(Figure data in JSON)
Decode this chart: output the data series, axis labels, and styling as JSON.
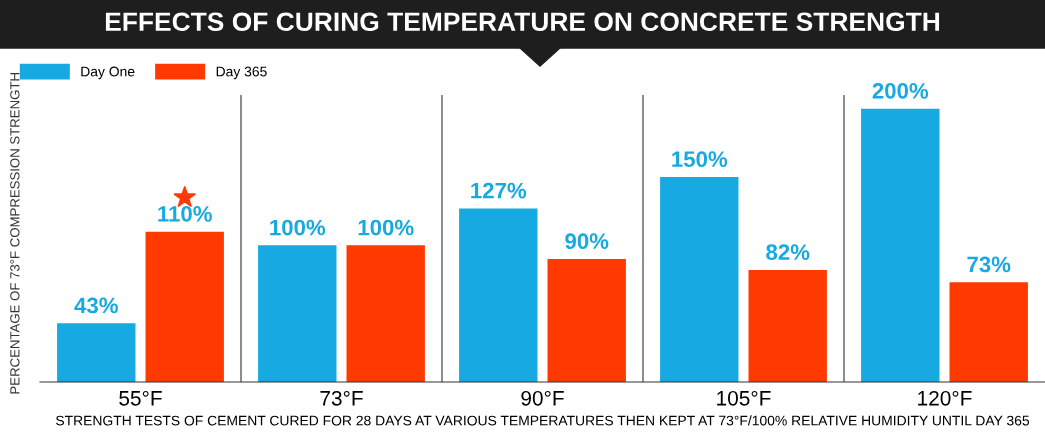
{
  "chart_data": {
    "type": "bar",
    "title": "EFFECTS OF CURING TEMPERATURE ON CONCRETE STRENGTH",
    "ylabel": "PERCENTAGE OF 73°F COMPRESSION STRENGTH",
    "xlabel": "STRENGTH TESTS OF CEMENT CURED FOR 28 DAYS AT VARIOUS TEMPERATURES THEN KEPT AT 73°F/100% RELATIVE HUMIDITY UNTIL DAY 365",
    "categories": [
      "55°F",
      "73°F",
      "90°F",
      "105°F",
      "120°F"
    ],
    "series": [
      {
        "name": "Day One",
        "color": "#17a9e1",
        "values": [
          43,
          100,
          127,
          150,
          200
        ],
        "value_labels": [
          "43%",
          "100%",
          "127%",
          "150%",
          "200%"
        ]
      },
      {
        "name": "Day 365",
        "color": "#ff3a00",
        "values": [
          110,
          100,
          90,
          82,
          73
        ],
        "value_labels": [
          "110%",
          "100%",
          "90%",
          "82%",
          "73%"
        ]
      }
    ],
    "ylim": [
      0,
      210
    ],
    "tick_labels": "x",
    "grid": "x",
    "legend": "top left"
  }
}
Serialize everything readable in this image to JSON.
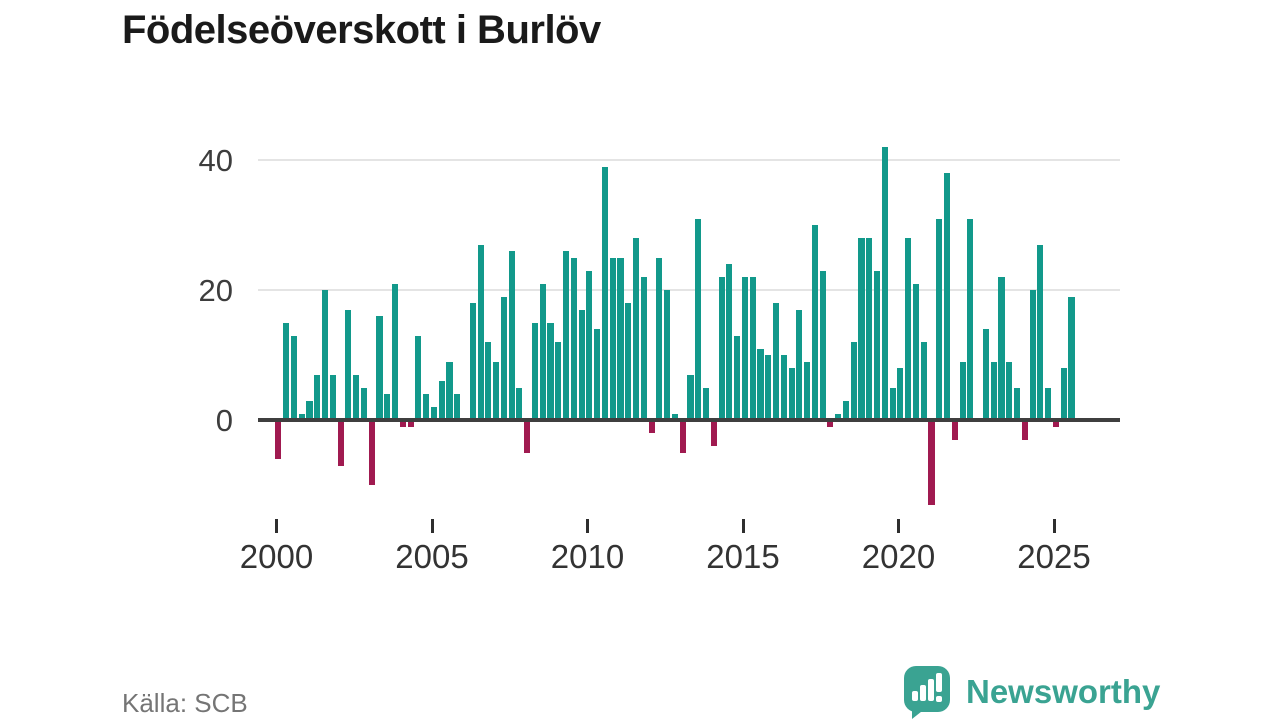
{
  "header": {
    "title": "Födelseöverskott i Burlöv"
  },
  "footer": {
    "source_label": "Källa: SCB",
    "brand_name": "Newsworthy"
  },
  "colors": {
    "positive_bar": "#12998b",
    "negative_bar": "#a01a50",
    "axis_line": "#3f3f3f",
    "gridline": "#e4e4e4",
    "title_text": "#1a1a1a",
    "tick_text": "#333333",
    "source_text": "#757575",
    "brand_teal": "#3aa392"
  },
  "chart_data": {
    "type": "bar",
    "title": "Födelseöverskott i Burlöv",
    "xlabel": "",
    "ylabel": "",
    "frequency": "quarterly",
    "start_year": 2000,
    "start_quarter": "Q1",
    "end_year": 2025,
    "end_quarter": "Q3",
    "ylim": [
      -15,
      45
    ],
    "grid": "horizontal",
    "legend": "none",
    "y_tick_labels": [
      "0",
      "20",
      "40"
    ],
    "y_tick_values": [
      0,
      20,
      40
    ],
    "x_tick_labels": [
      "2000",
      "2005",
      "2010",
      "2015",
      "2020",
      "2025"
    ],
    "values": [
      -6,
      15,
      13,
      1,
      3,
      7,
      20,
      7,
      -7,
      17,
      7,
      5,
      -10,
      16,
      4,
      21,
      -1,
      -1,
      13,
      4,
      2,
      6,
      9,
      4,
      0,
      18,
      27,
      12,
      9,
      19,
      26,
      5,
      -5,
      15,
      21,
      15,
      12,
      26,
      25,
      17,
      23,
      14,
      39,
      25,
      25,
      18,
      28,
      22,
      -2,
      25,
      20,
      1,
      -5,
      7,
      31,
      5,
      -4,
      22,
      24,
      13,
      22,
      22,
      11,
      10,
      18,
      10,
      8,
      17,
      9,
      30,
      23,
      -1,
      1,
      3,
      12,
      28,
      28,
      23,
      42,
      5,
      8,
      28,
      21,
      12,
      -13,
      31,
      38,
      -3,
      9,
      31,
      0,
      14,
      9,
      22,
      9,
      5,
      -3,
      20,
      27,
      5,
      -1,
      8,
      19
    ]
  }
}
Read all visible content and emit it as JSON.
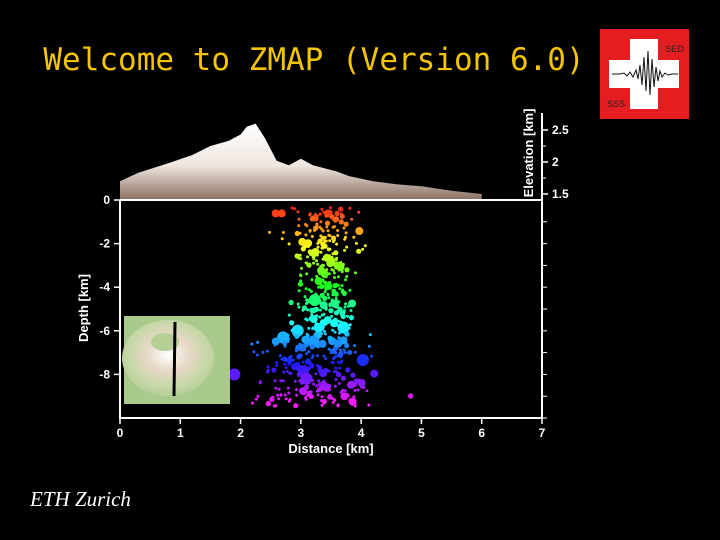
{
  "title": "Welcome to ZMAP (Version 6.0)",
  "logo": {
    "label_top": "SED",
    "label_bottom": "SSS"
  },
  "footer": "ETH Zurich",
  "chart_data": {
    "type": "scatter",
    "xlabel": "Distance [km]",
    "ylabel": "Depth [km]",
    "elevation_label": "Elevation [km]",
    "xlim": [
      0,
      7
    ],
    "ylim": [
      -10,
      0
    ],
    "x_ticks": [
      "0",
      "1",
      "2",
      "3",
      "4",
      "5",
      "6",
      "7"
    ],
    "depth_ticks": [
      "0",
      "-2",
      "-4",
      "-6",
      "-8"
    ],
    "elevation_ticks": [
      "2.5",
      "2",
      "1.5"
    ],
    "elevation_profile": {
      "x": [
        0,
        0.3,
        0.8,
        1.2,
        1.5,
        1.8,
        2.0,
        2.1,
        2.25,
        2.4,
        2.6,
        2.8,
        3.0,
        3.2,
        3.4,
        3.6,
        3.8,
        4.2,
        4.6,
        5.0,
        5.5,
        6.0
      ],
      "elev": [
        1.7,
        1.83,
        1.98,
        2.11,
        2.25,
        2.33,
        2.43,
        2.55,
        2.6,
        2.38,
        2.02,
        1.95,
        2.05,
        1.95,
        1.9,
        1.85,
        1.78,
        1.7,
        1.65,
        1.62,
        1.55,
        1.5
      ]
    },
    "colors": {
      "background": "#000000",
      "axes": "#ffffff",
      "title": "#f5c400",
      "terrain": "#f0ebe6"
    }
  }
}
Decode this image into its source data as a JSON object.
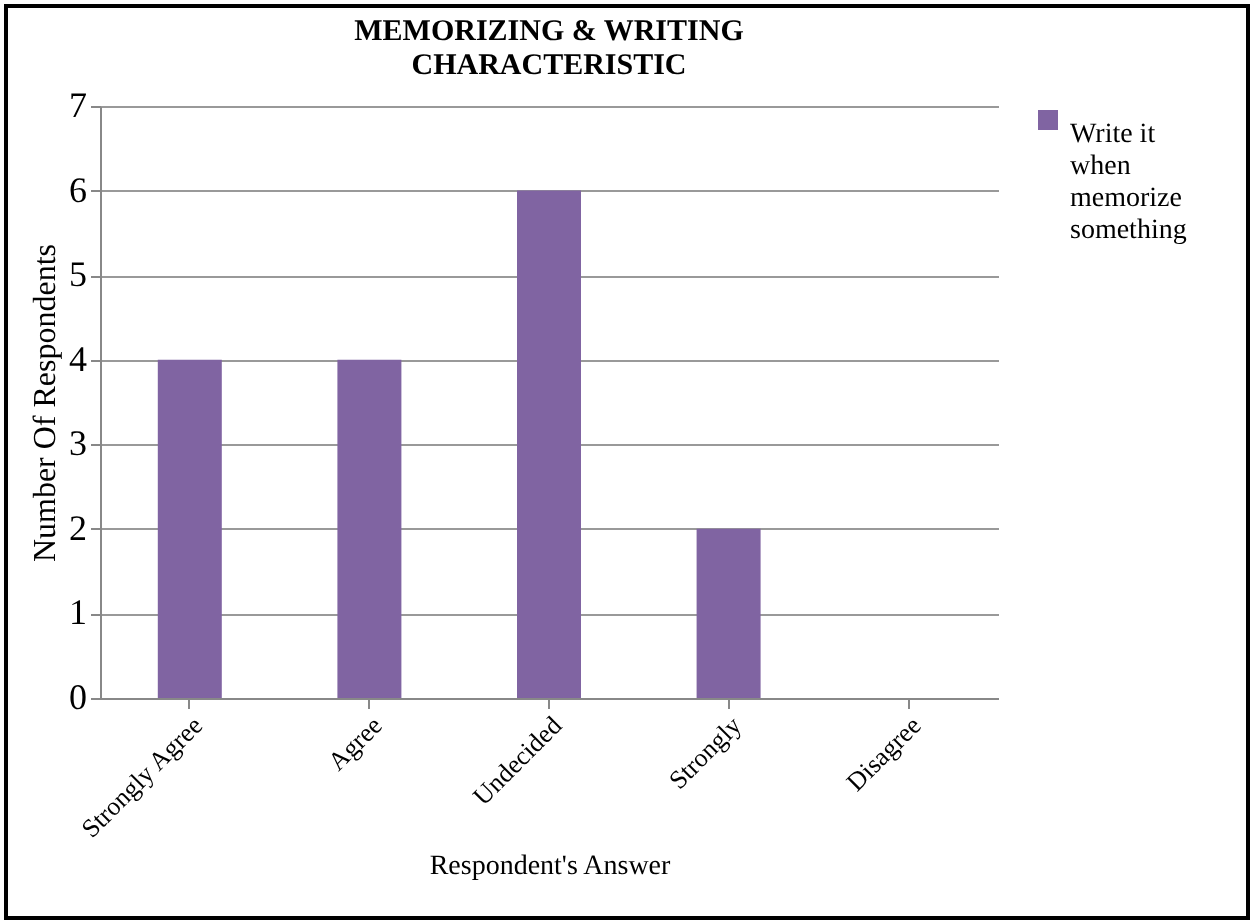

- What this task involves
Leave images out of the retyped records; keep all else exact.

- Result for this task
Decode this chart: output the data series, axis labels, and styling as JSON.
{
  "chart_data": {
    "type": "bar",
    "title": "EFFECTS OF CURING TEMPERATURE ON CONCRETE STRENGTH",
    "ylabel": "PERCENTAGE OF 73°F COMPRESSION STRENGTH",
    "xlabel": "STRENGTH TESTS OF CEMENT CURED FOR 28 DAYS AT VARIOUS TEMPERATURES THEN KEPT AT 73°F/100% RELATIVE HUMIDITY UNTIL DAY 365",
    "categories": [
      "55°F",
      "73°F",
      "90°F",
      "105°F",
      "120°F"
    ],
    "series": [
      {
        "name": "Day One",
        "color": "#17a9e1",
        "values": [
          43,
          100,
          127,
          150,
          200
        ],
        "value_labels": [
          "43%",
          "100%",
          "127%",
          "150%",
          "200%"
        ]
      },
      {
        "name": "Day 365",
        "color": "#ff3a00",
        "values": [
          110,
          100,
          90,
          82,
          73
        ],
        "value_labels": [
          "110%",
          "100%",
          "90%",
          "82%",
          "73%"
        ]
      }
    ],
    "ylim": [
      0,
      210
    ],
    "tick_labels": "x",
    "grid": "x",
    "legend": "top left"
  }
}
Serialize everything readable in this image to JSON.
{
  "header": {
    "title": "Födelseöverskott i Burlöv"
  },
  "footer": {
    "source_label": "Källa: SCB",
    "brand_name": "Newsworthy"
  },
  "colors": {
    "positive_bar": "#12998b",
    "negative_bar": "#a01a50",
    "axis_line": "#3f3f3f",
    "gridline": "#e4e4e4",
    "title_text": "#1a1a1a",
    "tick_text": "#333333",
    "source_text": "#757575",
    "brand_teal": "#3aa392"
  },
  "chart_data": {
    "type": "bar",
    "title": "Födelseöverskott i Burlöv",
    "xlabel": "",
    "ylabel": "",
    "frequency": "quarterly",
    "start_year": 2000,
    "start_quarter": "Q1",
    "end_year": 2025,
    "end_quarter": "Q3",
    "ylim": [
      -15,
      45
    ],
    "grid": "horizontal",
    "legend": "none",
    "y_tick_labels": [
      "0",
      "20",
      "40"
    ],
    "y_tick_values": [
      0,
      20,
      40
    ],
    "x_tick_labels": [
      "2000",
      "2005",
      "2010",
      "2015",
      "2020",
      "2025"
    ],
    "values": [
      -6,
      15,
      13,
      1,
      3,
      7,
      20,
      7,
      -7,
      17,
      7,
      5,
      -10,
      16,
      4,
      21,
      -1,
      -1,
      13,
      4,
      2,
      6,
      9,
      4,
      0,
      18,
      27,
      12,
      9,
      19,
      26,
      5,
      -5,
      15,
      21,
      15,
      12,
      26,
      25,
      17,
      23,
      14,
      39,
      25,
      25,
      18,
      28,
      22,
      -2,
      25,
      20,
      1,
      -5,
      7,
      31,
      5,
      -4,
      22,
      24,
      13,
      22,
      22,
      11,
      10,
      18,
      10,
      8,
      17,
      9,
      30,
      23,
      -1,
      1,
      3,
      12,
      28,
      28,
      23,
      42,
      5,
      8,
      28,
      21,
      12,
      -13,
      31,
      38,
      -3,
      9,
      31,
      0,
      14,
      9,
      22,
      9,
      5,
      -3,
      20,
      27,
      5,
      -1,
      8,
      19
    ]
  }
}
Read all visible content and emit it as JSON.
{
  "title": "Welcome to ZMAP (Version 6.0)",
  "logo": {
    "label_top": "SED",
    "label_bottom": "SSS"
  },
  "footer": "ETH Zurich",
  "chart_data": {
    "type": "scatter",
    "xlabel": "Distance [km]",
    "ylabel": "Depth [km]",
    "elevation_label": "Elevation [km]",
    "xlim": [
      0,
      7
    ],
    "ylim": [
      -10,
      0
    ],
    "x_ticks": [
      "0",
      "1",
      "2",
      "3",
      "4",
      "5",
      "6",
      "7"
    ],
    "depth_ticks": [
      "0",
      "-2",
      "-4",
      "-6",
      "-8"
    ],
    "elevation_ticks": [
      "2.5",
      "2",
      "1.5"
    ],
    "elevation_profile": {
      "x": [
        0,
        0.3,
        0.8,
        1.2,
        1.5,
        1.8,
        2.0,
        2.1,
        2.25,
        2.4,
        2.6,
        2.8,
        3.0,
        3.2,
        3.4,
        3.6,
        3.8,
        4.2,
        4.6,
        5.0,
        5.5,
        6.0
      ],
      "elev": [
        1.7,
        1.83,
        1.98,
        2.11,
        2.25,
        2.33,
        2.43,
        2.55,
        2.6,
        2.38,
        2.02,
        1.95,
        2.05,
        1.95,
        1.9,
        1.85,
        1.78,
        1.7,
        1.65,
        1.62,
        1.55,
        1.5
      ]
    },
    "colors": {
      "background": "#000000",
      "axes": "#ffffff",
      "title": "#f5c400",
      "terrain": "#f0ebe6"
    }
  }
}
Decode this image into its source data as a JSON object.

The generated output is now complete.